(Dataset rows about figures)
- - - - -
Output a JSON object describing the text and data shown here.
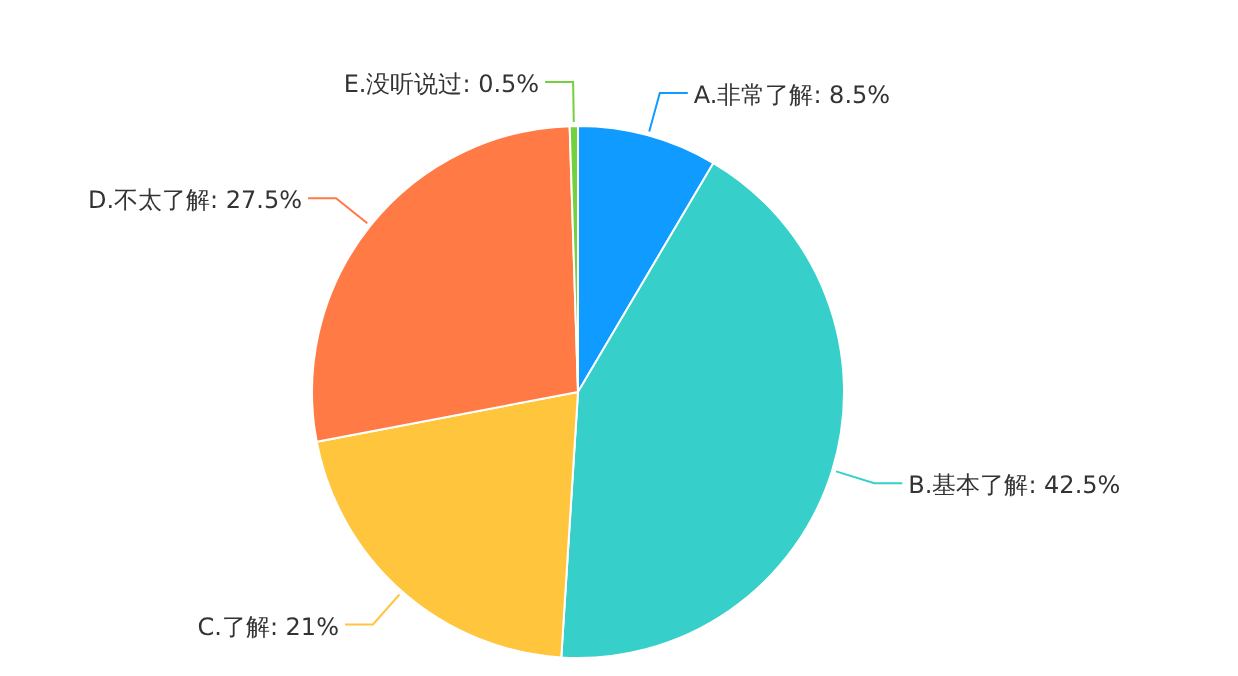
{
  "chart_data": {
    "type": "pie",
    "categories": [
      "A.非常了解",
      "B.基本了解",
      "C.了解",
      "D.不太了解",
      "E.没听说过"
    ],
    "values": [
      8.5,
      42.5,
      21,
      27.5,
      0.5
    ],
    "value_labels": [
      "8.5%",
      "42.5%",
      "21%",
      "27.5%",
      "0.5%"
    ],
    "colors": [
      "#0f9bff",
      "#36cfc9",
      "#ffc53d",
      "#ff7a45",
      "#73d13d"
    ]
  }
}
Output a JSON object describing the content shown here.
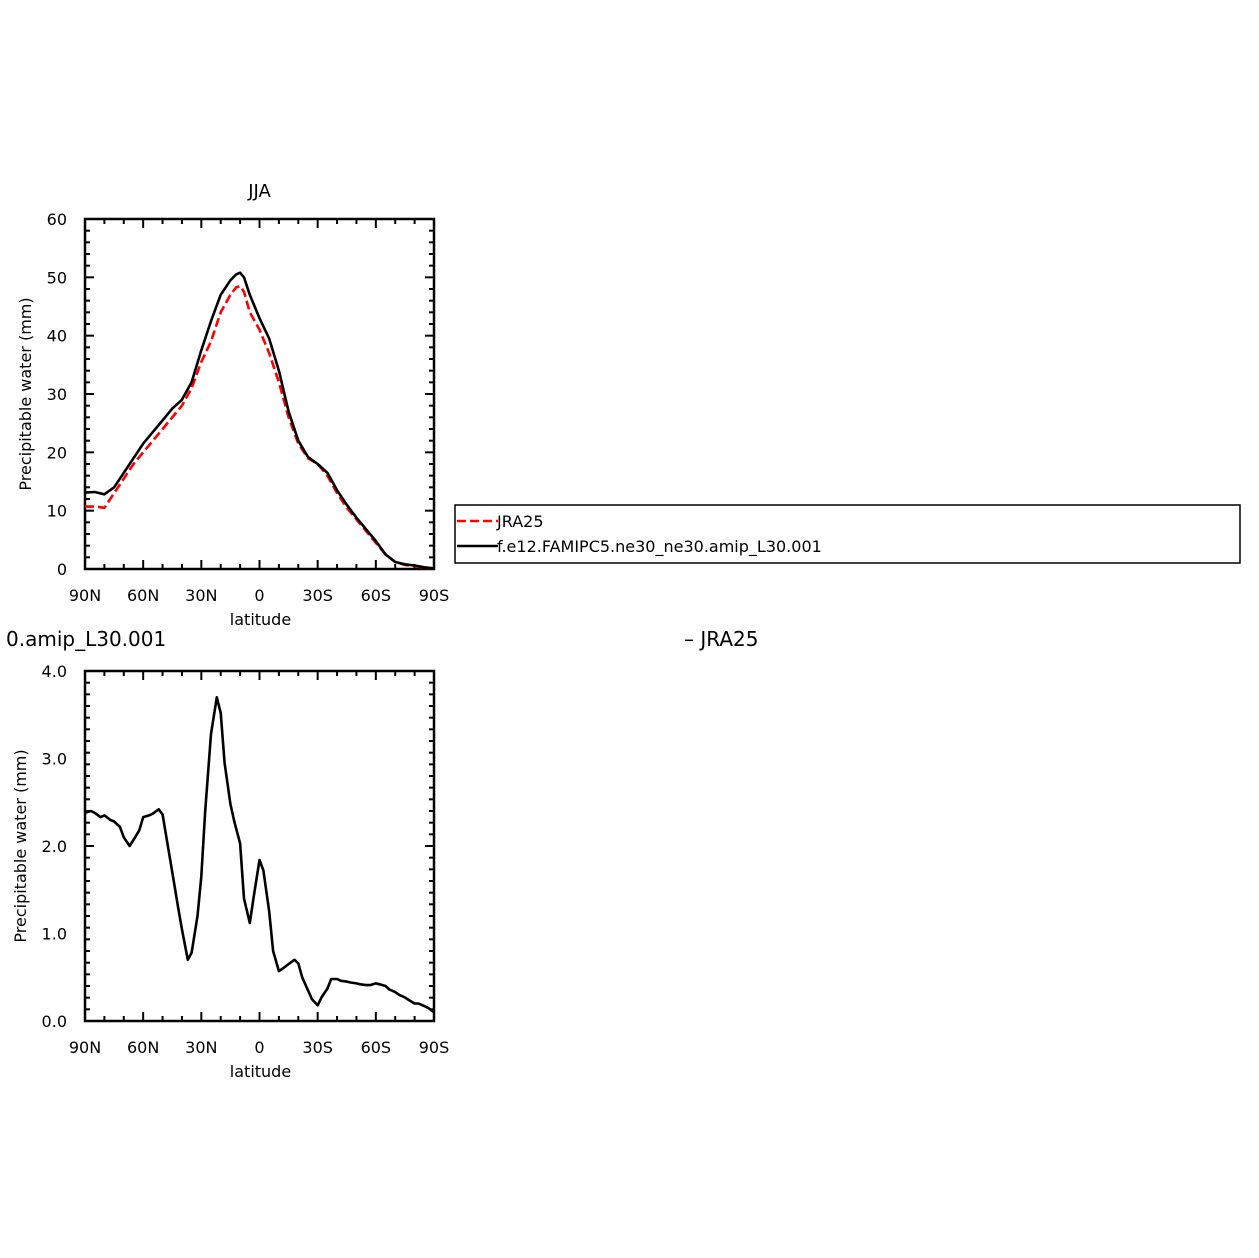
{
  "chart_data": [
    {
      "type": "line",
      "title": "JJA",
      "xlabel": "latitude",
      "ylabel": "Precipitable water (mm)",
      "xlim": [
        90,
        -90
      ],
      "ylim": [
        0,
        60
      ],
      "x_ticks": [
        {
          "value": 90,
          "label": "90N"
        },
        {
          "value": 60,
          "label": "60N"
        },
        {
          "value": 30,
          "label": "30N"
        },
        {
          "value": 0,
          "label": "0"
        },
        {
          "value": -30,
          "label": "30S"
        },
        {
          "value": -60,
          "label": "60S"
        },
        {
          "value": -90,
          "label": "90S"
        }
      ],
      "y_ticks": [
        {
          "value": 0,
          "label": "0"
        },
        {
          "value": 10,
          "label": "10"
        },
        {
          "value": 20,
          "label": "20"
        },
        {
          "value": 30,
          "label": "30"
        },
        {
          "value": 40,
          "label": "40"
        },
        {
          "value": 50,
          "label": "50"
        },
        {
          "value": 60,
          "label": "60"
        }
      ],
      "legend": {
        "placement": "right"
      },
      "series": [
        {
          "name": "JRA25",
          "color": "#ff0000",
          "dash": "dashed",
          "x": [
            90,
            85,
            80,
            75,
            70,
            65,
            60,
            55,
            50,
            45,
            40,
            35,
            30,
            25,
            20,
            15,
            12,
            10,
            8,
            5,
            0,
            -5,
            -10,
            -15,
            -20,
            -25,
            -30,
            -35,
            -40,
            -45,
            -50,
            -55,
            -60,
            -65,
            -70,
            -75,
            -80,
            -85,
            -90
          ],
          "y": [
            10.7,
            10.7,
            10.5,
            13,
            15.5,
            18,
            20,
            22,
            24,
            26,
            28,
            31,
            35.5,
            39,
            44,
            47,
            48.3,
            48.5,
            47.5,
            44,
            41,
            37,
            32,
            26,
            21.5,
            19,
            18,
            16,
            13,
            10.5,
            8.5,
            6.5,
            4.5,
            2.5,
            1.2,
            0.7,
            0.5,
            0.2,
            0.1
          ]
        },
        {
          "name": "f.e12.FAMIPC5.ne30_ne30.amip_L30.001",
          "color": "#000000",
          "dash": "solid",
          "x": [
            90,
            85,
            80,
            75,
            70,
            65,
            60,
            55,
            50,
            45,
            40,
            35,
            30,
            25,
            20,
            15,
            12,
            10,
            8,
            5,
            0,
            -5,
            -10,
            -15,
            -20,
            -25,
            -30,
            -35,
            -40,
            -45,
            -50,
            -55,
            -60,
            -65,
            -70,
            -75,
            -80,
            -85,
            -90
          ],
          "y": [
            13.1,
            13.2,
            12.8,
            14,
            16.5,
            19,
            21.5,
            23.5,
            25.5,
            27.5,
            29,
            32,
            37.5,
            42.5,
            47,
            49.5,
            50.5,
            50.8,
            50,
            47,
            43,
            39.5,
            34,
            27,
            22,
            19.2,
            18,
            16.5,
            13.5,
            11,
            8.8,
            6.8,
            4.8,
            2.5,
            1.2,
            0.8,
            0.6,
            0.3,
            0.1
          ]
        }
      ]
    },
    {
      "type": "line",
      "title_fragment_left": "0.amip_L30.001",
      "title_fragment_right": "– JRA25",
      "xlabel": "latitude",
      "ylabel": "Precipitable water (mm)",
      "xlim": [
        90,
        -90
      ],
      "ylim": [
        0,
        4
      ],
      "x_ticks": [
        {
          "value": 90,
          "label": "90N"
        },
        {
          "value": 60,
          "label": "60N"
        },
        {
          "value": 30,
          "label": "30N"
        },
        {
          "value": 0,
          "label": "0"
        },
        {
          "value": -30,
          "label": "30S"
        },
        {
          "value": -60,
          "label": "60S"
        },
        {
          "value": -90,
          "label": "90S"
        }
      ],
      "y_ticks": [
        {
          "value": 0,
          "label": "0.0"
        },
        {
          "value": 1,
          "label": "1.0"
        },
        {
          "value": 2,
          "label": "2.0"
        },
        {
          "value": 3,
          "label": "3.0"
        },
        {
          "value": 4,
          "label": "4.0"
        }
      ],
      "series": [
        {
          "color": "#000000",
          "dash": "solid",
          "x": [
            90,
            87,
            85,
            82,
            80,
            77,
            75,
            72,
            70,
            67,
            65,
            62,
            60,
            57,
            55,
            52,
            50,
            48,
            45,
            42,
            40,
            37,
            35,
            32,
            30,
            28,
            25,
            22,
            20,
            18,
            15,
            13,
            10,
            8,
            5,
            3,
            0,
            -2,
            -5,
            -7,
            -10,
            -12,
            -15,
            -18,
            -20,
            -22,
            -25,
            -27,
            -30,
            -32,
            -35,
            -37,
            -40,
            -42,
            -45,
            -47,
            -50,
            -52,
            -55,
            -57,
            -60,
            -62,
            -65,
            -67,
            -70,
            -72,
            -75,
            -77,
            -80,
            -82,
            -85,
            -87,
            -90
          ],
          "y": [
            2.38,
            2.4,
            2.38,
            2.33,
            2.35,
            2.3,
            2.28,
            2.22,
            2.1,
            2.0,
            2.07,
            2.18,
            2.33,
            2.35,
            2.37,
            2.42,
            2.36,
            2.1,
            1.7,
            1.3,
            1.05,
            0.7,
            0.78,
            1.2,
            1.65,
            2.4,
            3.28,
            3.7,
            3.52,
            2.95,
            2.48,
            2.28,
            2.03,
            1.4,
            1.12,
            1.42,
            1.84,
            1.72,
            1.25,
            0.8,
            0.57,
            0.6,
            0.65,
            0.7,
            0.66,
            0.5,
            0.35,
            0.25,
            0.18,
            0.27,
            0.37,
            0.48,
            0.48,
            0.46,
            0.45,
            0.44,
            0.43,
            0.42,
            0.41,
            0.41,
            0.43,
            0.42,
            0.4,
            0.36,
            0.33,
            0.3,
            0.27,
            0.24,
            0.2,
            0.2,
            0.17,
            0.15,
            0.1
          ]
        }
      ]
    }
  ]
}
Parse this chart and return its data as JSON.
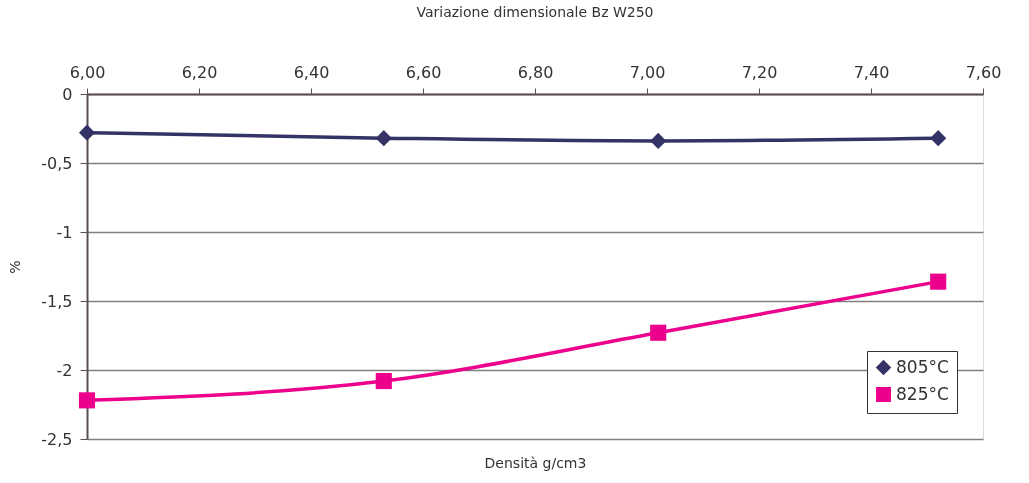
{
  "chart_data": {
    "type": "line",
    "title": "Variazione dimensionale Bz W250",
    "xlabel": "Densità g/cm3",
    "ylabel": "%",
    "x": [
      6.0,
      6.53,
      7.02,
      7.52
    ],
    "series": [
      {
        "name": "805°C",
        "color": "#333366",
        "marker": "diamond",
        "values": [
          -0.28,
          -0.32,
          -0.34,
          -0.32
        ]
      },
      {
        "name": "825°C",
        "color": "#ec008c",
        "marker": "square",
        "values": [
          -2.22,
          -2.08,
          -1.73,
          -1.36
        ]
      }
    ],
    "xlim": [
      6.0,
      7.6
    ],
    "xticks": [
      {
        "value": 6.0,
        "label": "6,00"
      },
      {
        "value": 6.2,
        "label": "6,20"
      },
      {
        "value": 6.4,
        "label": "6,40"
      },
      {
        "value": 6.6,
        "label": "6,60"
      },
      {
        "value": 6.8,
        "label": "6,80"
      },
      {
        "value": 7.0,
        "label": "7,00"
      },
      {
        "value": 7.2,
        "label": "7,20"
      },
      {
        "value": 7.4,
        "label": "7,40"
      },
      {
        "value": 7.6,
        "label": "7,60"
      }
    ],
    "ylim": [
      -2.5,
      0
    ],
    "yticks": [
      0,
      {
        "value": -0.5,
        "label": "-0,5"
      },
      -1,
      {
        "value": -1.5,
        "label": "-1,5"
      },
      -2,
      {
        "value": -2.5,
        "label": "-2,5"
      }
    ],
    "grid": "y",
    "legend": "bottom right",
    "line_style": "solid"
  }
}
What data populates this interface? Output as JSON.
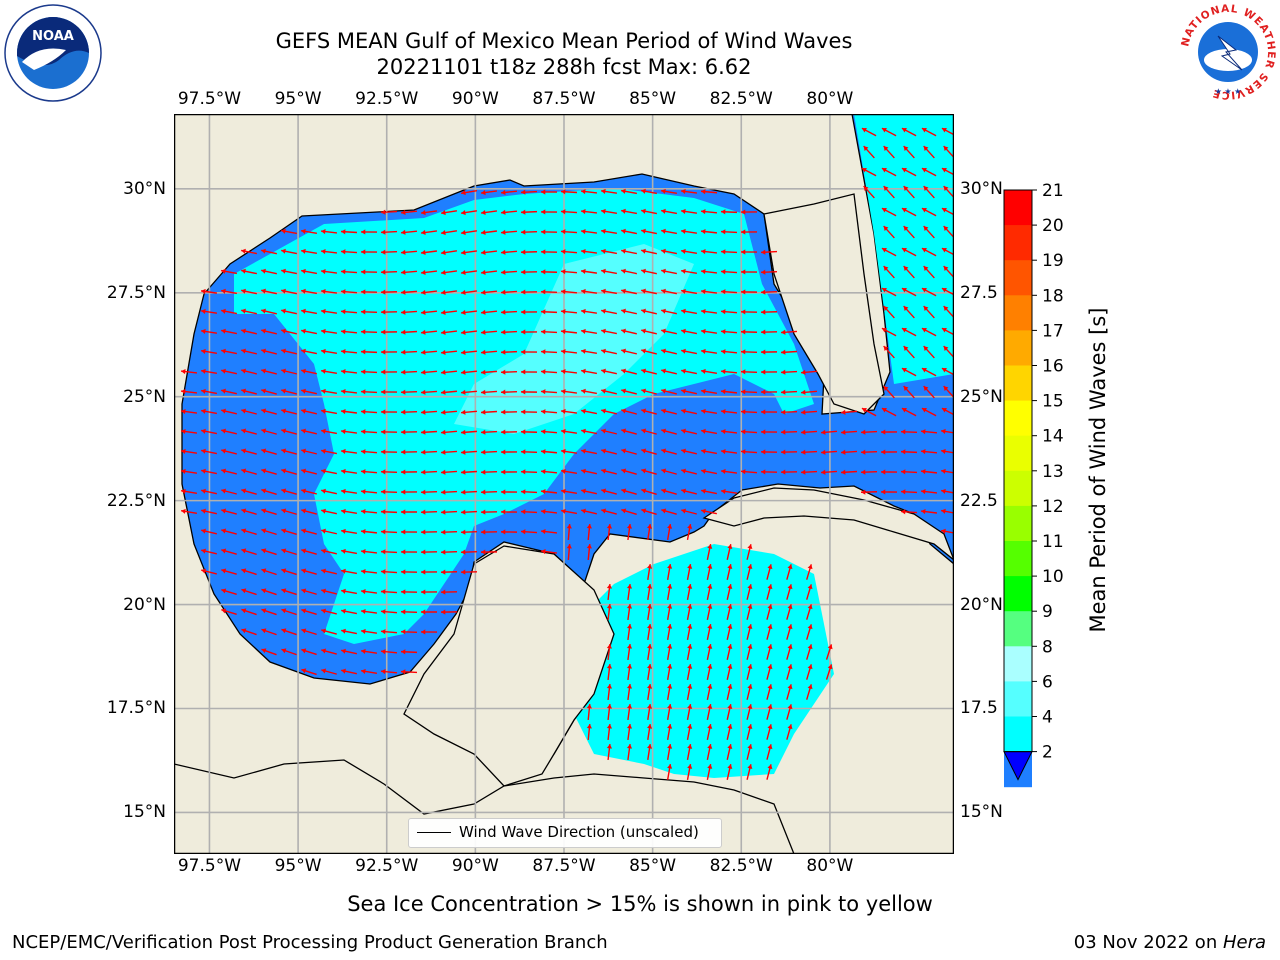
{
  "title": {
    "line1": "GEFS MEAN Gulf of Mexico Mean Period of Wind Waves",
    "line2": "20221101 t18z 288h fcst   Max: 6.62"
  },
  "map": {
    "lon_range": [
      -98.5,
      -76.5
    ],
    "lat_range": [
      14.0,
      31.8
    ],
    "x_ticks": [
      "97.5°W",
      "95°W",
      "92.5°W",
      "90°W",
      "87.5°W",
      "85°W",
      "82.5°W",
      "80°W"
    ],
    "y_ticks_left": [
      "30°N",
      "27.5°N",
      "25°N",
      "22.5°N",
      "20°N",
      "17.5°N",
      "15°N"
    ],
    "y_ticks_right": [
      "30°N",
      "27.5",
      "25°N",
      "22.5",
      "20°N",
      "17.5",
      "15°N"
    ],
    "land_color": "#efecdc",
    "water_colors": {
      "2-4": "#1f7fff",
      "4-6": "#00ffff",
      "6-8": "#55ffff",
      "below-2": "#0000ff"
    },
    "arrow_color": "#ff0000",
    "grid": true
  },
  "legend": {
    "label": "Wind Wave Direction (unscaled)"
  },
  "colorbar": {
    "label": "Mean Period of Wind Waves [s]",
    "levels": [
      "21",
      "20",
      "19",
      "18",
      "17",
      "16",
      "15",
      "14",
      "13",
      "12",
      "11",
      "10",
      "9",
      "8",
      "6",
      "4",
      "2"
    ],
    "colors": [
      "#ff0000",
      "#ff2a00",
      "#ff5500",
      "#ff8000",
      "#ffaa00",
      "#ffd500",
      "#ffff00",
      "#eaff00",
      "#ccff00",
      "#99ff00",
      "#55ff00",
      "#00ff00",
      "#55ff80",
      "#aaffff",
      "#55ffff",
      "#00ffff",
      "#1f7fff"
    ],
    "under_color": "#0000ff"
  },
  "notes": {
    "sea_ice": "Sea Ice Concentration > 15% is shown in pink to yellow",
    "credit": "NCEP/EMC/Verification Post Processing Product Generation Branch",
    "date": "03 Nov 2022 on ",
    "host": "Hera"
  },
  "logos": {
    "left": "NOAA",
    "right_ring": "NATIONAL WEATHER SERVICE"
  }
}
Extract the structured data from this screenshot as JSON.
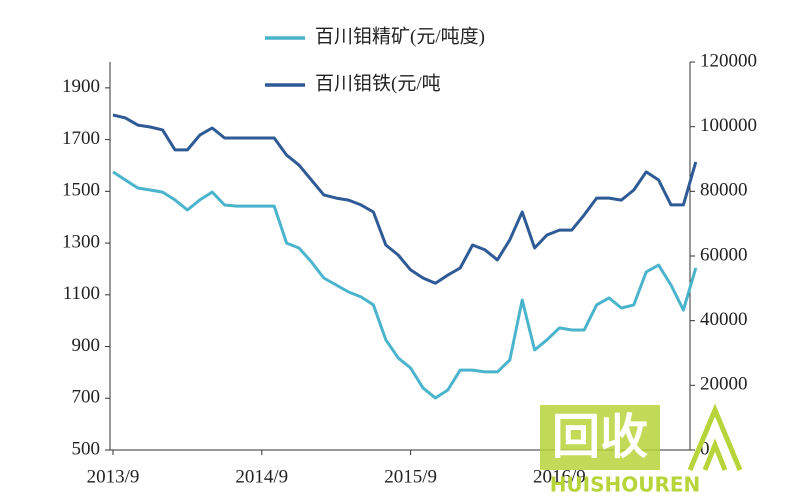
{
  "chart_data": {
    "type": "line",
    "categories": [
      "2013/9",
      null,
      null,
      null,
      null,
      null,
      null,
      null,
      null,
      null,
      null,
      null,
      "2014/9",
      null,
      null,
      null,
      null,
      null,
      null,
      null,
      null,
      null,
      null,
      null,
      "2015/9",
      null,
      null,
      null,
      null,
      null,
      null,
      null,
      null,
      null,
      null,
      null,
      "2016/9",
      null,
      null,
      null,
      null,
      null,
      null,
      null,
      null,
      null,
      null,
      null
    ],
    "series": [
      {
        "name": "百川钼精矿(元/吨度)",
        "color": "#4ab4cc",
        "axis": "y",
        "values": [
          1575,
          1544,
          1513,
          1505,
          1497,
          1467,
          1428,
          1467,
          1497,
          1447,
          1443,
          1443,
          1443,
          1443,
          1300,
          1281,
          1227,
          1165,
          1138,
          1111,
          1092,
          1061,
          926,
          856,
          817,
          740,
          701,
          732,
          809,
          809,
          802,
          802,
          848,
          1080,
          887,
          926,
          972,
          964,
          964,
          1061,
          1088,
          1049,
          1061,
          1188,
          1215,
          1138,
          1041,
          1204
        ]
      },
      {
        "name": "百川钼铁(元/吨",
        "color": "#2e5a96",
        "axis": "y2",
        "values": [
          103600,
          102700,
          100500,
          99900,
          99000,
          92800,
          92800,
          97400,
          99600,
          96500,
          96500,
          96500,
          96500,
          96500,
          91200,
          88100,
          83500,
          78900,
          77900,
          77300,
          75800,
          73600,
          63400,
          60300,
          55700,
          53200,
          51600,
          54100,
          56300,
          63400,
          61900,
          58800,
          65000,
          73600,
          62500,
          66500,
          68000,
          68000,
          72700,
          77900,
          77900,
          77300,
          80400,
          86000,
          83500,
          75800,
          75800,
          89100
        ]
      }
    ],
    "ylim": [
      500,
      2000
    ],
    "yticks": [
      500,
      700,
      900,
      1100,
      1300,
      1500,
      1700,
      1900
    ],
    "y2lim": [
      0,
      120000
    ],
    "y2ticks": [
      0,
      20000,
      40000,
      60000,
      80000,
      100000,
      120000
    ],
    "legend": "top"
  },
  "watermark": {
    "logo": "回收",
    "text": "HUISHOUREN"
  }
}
- - - - -
Return all lines containing "legend".

Correct result:
      "legend": {
    "legend": "bottom right",
  "legend": {
    "legend": "top"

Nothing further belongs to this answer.